*Set problem*
Reproduce every line of the records below verbatim, leaving out the pictures.
-- BEGIN --
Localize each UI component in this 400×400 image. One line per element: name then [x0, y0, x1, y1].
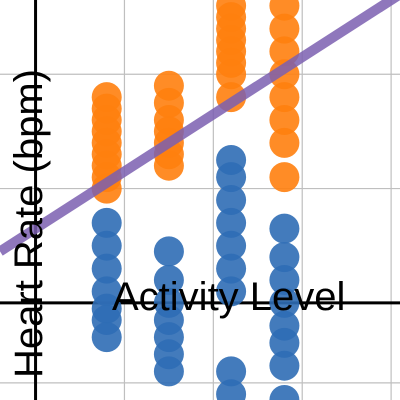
data-point	[153, 236, 184, 267]
data-point	[269, 127, 300, 158]
data-point	[91, 230, 122, 261]
data-point	[269, 265, 300, 295]
data-points	[91, 0, 300, 400]
data-point	[216, 379, 247, 400]
data-point	[153, 265, 184, 295]
data-point	[269, 385, 300, 400]
data-point	[269, 350, 300, 381]
data-point	[216, 207, 247, 238]
data-point	[269, 287, 300, 318]
y-axis-title: Heart Rate (bpm)	[7, 69, 51, 378]
data-point	[269, 327, 300, 358]
data-point	[91, 322, 122, 353]
data-point	[216, 230, 247, 261]
data-point	[269, 213, 300, 244]
data-point	[269, 105, 300, 135]
data-point	[153, 150, 184, 181]
data-point	[91, 253, 122, 284]
data-point	[216, 253, 247, 284]
data-point	[91, 207, 122, 238]
trend-line	[0, 0, 400, 256]
data-point	[216, 162, 247, 193]
data-point	[269, 82, 300, 113]
data-point	[269, 242, 300, 273]
trend-line-group	[0, 0, 400, 256]
data-point	[216, 185, 247, 215]
data-point	[269, 0, 300, 21]
x-axis-title: Activity Level	[112, 275, 345, 319]
data-point	[216, 59, 247, 90]
data-point	[216, 356, 247, 387]
data-point	[153, 356, 184, 387]
data-point	[269, 13, 300, 44]
data-point	[269, 162, 300, 193]
data-point	[216, 276, 247, 307]
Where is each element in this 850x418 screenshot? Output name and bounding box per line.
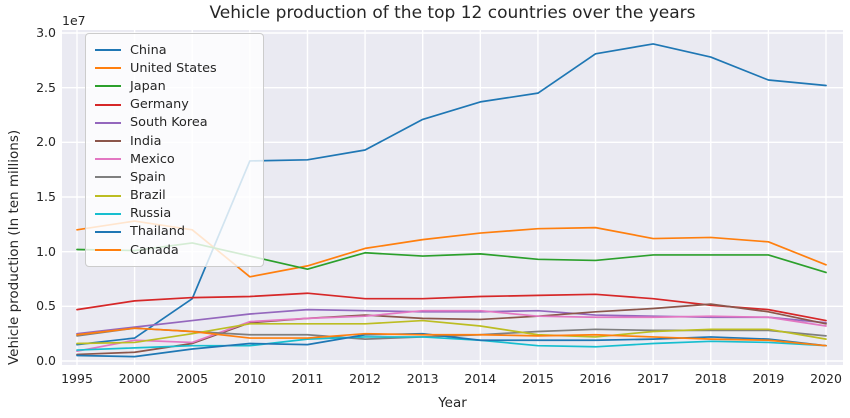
-- END --
*Answer to the task*
Localize each UI component in this 400×400 image. One line per element: name then [x0, y0, x1, y1].
data-point	[153, 236, 184, 267]
data-point	[269, 127, 300, 158]
data-point	[91, 230, 122, 261]
data-point	[269, 265, 300, 295]
data-points	[91, 0, 300, 400]
data-point	[216, 379, 247, 400]
data-point	[153, 265, 184, 295]
data-point	[269, 385, 300, 400]
data-point	[269, 350, 300, 381]
data-point	[216, 207, 247, 238]
data-point	[269, 287, 300, 318]
y-axis-title: Heart Rate (bpm)	[7, 69, 51, 378]
data-point	[269, 327, 300, 358]
data-point	[91, 322, 122, 353]
data-point	[216, 230, 247, 261]
data-point	[269, 213, 300, 244]
data-point	[269, 105, 300, 135]
data-point	[153, 150, 184, 181]
data-point	[91, 253, 122, 284]
data-point	[216, 253, 247, 284]
data-point	[91, 207, 122, 238]
trend-line	[0, 0, 400, 256]
data-point	[216, 162, 247, 193]
data-point	[269, 82, 300, 113]
data-point	[269, 242, 300, 273]
trend-line-group	[0, 0, 400, 256]
data-point	[216, 185, 247, 215]
data-point	[269, 0, 300, 21]
x-axis-title: Activity Level	[112, 275, 345, 319]
data-point	[216, 59, 247, 90]
data-point	[216, 356, 247, 387]
data-point	[153, 356, 184, 387]
data-point	[269, 13, 300, 44]
data-point	[269, 162, 300, 193]
data-point	[216, 276, 247, 307]
Where is each element in this 850x418 screenshot? Output name and bounding box per line.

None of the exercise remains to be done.